* _Structured figure records_:
#####
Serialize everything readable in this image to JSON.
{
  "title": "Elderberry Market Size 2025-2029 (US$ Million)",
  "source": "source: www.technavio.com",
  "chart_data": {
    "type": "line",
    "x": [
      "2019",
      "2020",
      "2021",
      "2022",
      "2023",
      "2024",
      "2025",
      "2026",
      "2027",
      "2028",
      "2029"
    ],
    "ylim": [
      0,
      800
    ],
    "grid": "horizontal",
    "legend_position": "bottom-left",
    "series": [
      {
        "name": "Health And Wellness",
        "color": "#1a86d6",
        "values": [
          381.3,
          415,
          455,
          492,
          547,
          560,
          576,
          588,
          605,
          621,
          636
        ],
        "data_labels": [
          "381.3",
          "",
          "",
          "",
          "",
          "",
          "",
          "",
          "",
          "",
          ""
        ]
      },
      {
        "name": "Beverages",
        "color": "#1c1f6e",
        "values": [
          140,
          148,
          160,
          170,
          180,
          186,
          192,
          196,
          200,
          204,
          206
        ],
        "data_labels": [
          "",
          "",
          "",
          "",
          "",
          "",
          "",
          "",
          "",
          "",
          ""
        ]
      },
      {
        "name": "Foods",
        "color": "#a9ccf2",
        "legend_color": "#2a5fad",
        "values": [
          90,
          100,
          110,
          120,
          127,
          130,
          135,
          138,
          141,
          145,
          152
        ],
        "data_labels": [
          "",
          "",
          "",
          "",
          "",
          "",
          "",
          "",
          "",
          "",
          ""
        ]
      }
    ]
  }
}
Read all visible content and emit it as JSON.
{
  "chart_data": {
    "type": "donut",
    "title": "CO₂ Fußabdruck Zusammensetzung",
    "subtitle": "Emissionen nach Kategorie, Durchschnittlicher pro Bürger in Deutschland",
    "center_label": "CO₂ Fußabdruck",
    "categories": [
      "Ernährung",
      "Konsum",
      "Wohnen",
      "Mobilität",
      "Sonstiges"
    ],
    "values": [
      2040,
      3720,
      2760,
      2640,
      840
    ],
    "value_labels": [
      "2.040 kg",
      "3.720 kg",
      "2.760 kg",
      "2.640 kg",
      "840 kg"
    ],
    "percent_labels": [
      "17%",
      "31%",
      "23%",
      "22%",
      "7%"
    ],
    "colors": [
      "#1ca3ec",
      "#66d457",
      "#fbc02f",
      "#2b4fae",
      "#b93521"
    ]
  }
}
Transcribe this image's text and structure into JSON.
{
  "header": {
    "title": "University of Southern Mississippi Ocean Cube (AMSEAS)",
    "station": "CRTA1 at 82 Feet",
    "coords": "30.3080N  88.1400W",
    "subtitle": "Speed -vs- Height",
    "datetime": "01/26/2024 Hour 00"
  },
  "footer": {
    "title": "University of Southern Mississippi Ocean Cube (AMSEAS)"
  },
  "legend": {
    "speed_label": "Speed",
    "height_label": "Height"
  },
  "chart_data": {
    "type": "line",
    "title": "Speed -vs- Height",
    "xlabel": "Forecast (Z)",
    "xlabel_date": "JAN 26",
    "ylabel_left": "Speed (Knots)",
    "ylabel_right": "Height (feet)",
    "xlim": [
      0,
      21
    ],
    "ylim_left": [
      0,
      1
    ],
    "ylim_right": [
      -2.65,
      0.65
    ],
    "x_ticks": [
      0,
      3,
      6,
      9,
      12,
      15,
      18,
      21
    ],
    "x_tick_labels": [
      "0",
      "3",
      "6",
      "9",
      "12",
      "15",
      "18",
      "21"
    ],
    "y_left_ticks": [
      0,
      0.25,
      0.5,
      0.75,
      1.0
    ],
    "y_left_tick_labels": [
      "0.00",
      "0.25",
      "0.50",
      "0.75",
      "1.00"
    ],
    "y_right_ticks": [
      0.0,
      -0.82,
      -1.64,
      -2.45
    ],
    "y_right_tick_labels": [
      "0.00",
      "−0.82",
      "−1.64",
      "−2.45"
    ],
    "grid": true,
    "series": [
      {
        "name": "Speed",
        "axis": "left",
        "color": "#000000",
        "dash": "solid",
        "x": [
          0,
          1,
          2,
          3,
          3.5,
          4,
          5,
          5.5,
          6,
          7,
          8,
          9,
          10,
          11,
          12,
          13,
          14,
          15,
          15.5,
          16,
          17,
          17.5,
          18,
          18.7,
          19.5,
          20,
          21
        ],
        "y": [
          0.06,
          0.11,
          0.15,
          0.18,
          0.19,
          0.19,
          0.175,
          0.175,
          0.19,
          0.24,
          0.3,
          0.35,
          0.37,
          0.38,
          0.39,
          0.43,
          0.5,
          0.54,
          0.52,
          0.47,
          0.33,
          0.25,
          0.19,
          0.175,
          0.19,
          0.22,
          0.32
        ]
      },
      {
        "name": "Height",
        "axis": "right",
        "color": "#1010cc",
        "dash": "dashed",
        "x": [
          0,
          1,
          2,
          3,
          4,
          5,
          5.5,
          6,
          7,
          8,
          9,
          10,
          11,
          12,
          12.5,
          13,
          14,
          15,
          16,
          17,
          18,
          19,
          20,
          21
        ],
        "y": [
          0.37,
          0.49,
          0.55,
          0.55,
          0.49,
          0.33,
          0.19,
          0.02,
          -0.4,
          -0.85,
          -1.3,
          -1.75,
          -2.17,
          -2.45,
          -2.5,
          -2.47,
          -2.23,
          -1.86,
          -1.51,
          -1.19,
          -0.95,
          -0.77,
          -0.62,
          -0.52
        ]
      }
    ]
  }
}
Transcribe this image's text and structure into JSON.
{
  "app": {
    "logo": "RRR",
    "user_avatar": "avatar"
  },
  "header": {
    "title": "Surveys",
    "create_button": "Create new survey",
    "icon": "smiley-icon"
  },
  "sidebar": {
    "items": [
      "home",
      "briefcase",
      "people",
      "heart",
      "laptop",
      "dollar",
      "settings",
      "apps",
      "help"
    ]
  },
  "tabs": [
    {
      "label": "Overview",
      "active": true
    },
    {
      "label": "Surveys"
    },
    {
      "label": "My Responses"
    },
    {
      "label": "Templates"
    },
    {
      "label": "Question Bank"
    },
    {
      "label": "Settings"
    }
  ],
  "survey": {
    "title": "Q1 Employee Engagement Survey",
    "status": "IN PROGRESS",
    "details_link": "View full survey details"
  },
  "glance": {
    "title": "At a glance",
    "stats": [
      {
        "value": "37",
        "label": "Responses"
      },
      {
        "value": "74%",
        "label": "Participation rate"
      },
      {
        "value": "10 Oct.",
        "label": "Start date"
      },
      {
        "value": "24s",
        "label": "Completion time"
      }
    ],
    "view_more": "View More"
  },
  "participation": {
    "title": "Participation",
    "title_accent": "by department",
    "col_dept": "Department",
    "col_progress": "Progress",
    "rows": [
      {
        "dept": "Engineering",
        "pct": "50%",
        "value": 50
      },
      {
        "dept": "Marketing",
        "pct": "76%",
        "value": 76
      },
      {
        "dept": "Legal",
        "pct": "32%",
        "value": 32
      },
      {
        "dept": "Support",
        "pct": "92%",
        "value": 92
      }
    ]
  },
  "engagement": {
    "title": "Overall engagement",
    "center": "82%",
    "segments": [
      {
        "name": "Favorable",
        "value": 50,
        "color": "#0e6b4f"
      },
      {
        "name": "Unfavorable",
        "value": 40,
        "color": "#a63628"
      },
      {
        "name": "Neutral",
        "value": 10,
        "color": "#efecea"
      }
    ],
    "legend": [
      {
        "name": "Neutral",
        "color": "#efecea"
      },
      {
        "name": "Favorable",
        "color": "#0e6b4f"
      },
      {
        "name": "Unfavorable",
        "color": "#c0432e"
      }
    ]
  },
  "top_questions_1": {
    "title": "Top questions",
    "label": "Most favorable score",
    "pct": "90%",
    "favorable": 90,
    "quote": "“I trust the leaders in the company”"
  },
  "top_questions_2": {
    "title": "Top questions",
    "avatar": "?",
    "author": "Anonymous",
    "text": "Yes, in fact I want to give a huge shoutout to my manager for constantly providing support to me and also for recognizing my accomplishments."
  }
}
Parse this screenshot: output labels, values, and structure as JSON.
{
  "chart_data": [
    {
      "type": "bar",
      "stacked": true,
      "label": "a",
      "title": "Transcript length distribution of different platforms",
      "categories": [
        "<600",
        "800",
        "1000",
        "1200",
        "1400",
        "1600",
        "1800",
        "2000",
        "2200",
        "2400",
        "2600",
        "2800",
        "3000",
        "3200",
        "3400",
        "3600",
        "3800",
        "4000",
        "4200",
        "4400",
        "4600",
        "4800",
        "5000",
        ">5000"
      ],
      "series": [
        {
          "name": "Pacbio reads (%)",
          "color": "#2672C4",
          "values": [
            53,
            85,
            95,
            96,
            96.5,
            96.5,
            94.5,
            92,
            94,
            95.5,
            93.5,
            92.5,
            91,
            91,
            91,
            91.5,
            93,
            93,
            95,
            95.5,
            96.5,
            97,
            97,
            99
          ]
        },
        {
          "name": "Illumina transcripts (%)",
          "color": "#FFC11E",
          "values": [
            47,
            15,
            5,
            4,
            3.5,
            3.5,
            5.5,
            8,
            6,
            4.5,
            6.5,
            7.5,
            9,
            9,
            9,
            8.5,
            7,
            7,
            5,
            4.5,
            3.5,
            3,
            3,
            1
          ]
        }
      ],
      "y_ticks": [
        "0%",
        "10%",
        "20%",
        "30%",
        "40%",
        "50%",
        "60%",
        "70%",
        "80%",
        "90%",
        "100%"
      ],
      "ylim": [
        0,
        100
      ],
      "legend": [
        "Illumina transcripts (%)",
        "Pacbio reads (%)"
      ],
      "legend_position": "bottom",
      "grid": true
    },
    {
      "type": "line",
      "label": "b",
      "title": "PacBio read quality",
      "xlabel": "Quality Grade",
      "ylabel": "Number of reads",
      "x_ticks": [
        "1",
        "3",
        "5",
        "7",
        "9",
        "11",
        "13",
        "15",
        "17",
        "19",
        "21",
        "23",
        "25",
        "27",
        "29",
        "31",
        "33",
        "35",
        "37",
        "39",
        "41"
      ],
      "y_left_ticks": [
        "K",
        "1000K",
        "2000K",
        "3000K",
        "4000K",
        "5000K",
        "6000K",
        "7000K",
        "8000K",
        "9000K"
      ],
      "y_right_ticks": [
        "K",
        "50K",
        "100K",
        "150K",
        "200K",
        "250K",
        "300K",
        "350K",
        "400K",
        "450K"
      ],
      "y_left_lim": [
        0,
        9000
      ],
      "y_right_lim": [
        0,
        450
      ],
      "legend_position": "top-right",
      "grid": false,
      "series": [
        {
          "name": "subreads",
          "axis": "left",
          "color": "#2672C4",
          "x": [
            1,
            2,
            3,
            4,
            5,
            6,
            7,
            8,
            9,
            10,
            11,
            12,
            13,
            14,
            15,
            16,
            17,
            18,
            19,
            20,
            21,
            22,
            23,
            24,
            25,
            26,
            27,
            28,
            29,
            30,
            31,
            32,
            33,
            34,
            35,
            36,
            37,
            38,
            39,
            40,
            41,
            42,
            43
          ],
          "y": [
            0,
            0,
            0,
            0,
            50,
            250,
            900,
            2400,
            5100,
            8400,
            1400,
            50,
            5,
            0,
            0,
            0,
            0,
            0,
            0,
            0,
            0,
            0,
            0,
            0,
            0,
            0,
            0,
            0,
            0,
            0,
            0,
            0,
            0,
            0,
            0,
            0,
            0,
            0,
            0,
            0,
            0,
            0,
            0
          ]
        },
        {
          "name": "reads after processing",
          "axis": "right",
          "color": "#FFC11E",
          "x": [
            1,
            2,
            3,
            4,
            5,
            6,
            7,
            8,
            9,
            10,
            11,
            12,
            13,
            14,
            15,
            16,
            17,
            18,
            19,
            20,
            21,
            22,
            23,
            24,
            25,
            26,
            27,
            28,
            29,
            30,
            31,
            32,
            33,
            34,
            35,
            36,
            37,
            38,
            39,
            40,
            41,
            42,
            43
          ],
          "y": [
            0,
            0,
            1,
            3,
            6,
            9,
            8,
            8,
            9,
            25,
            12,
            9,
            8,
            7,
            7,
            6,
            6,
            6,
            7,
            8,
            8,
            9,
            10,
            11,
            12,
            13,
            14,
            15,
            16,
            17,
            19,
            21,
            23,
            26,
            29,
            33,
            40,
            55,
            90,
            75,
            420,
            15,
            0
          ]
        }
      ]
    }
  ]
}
#####
* _Task objective_: Of the lines in the material above, state how many contain the string "Ocean"; give no other text.

* _Final answer_: 2